— BEGIN SOURCE RECORDS —

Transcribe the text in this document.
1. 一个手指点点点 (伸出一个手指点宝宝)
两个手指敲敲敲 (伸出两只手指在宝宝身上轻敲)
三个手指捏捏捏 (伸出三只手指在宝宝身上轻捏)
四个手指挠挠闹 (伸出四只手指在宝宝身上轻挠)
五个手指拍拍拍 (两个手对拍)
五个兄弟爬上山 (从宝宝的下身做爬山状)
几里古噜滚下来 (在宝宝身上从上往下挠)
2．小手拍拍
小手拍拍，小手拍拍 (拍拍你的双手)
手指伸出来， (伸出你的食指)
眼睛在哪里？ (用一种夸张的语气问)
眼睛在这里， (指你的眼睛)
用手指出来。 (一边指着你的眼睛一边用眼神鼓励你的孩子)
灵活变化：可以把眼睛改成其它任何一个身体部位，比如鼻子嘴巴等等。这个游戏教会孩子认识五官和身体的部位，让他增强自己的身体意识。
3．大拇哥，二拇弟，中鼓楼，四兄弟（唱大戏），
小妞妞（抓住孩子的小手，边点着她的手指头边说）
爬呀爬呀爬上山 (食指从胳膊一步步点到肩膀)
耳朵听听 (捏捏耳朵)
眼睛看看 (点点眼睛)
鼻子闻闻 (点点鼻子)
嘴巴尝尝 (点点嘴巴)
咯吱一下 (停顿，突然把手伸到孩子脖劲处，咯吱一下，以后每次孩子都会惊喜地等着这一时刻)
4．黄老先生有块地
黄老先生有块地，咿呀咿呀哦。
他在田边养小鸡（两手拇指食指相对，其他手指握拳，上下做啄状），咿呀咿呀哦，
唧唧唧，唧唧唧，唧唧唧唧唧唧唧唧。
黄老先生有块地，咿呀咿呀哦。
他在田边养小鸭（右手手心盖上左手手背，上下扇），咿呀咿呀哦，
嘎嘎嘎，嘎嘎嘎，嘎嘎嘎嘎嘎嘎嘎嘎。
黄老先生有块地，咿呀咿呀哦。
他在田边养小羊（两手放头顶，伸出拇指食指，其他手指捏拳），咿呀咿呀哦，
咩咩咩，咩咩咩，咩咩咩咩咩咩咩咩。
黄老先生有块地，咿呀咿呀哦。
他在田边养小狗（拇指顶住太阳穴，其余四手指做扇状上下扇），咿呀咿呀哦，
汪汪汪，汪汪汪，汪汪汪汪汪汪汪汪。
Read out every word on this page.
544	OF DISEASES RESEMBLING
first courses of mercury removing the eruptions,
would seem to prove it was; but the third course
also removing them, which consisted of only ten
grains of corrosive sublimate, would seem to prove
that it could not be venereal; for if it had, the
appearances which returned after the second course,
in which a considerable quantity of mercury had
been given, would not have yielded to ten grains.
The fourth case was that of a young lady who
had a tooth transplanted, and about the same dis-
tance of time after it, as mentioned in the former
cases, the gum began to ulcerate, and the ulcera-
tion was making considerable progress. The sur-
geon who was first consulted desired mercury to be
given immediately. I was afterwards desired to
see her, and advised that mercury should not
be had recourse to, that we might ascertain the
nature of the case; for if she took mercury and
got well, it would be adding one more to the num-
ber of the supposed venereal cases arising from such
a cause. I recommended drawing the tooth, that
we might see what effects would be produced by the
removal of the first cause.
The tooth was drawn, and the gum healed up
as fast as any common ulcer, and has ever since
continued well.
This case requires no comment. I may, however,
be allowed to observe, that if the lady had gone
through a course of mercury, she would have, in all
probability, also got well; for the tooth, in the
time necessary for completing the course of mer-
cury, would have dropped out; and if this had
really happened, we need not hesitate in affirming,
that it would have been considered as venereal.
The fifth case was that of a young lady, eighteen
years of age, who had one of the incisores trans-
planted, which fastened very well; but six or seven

— END SOURCE RECORDS —

* OBJECTIVE:
Copy every line in the listing above where the string "well" turns up.

* TASK ANSWER:
got well, it would be adding one more to the num-
continued well.
probability, also got well; for the tooth, in the
planted, which fastened very well; but six or seven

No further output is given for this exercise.